Extract all lines that hold "用多媒体展示系统展示教材图" from the records below.

** start MATERIAL SHOWN **

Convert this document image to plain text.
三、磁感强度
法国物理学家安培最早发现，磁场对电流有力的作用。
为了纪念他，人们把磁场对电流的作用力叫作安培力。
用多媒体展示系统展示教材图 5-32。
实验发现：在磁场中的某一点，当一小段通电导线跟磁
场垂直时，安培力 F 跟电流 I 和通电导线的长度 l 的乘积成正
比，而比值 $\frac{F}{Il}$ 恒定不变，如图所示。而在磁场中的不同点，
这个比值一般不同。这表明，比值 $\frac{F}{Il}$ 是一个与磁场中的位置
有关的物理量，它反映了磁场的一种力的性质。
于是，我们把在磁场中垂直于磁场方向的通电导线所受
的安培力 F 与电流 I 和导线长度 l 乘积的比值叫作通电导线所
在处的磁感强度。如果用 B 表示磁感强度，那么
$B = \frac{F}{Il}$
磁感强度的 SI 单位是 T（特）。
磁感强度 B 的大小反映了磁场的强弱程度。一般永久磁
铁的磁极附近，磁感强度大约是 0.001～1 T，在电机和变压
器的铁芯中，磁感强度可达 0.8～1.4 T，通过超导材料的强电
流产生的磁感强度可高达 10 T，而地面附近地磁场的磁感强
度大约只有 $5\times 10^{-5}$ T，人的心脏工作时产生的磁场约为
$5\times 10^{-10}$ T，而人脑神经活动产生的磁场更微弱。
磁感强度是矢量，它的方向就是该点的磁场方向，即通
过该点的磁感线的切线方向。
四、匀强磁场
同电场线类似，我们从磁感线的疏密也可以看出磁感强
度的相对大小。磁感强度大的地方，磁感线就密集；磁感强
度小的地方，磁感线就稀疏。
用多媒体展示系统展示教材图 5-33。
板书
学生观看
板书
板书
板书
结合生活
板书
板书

** end MATERIAL SHOWN **
** start MATERIAL SHOWN **

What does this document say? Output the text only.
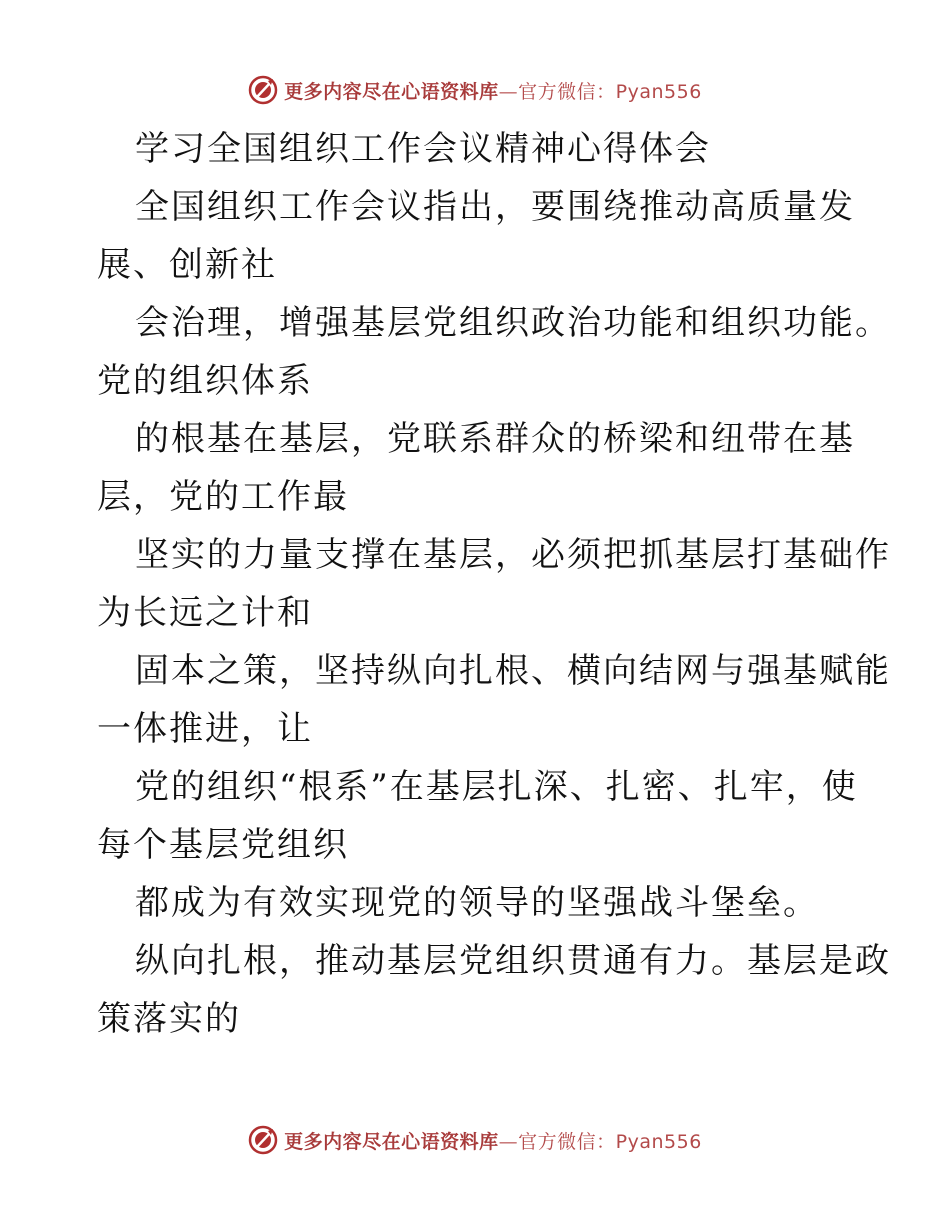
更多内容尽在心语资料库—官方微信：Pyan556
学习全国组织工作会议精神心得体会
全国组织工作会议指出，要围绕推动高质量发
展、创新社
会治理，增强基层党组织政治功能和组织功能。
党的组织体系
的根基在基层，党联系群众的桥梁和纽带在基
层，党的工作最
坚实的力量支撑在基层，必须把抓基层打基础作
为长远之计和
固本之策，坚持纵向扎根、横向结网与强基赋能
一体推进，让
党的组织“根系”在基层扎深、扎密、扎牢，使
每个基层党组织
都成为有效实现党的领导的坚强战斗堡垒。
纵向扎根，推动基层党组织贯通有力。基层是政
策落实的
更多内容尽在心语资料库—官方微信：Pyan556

** end MATERIAL SHOWN **

▶ RESPONSE TO THIS TASK
用多媒体展示系统展示教材图 5-32。
用多媒体展示系统展示教材图 5-33。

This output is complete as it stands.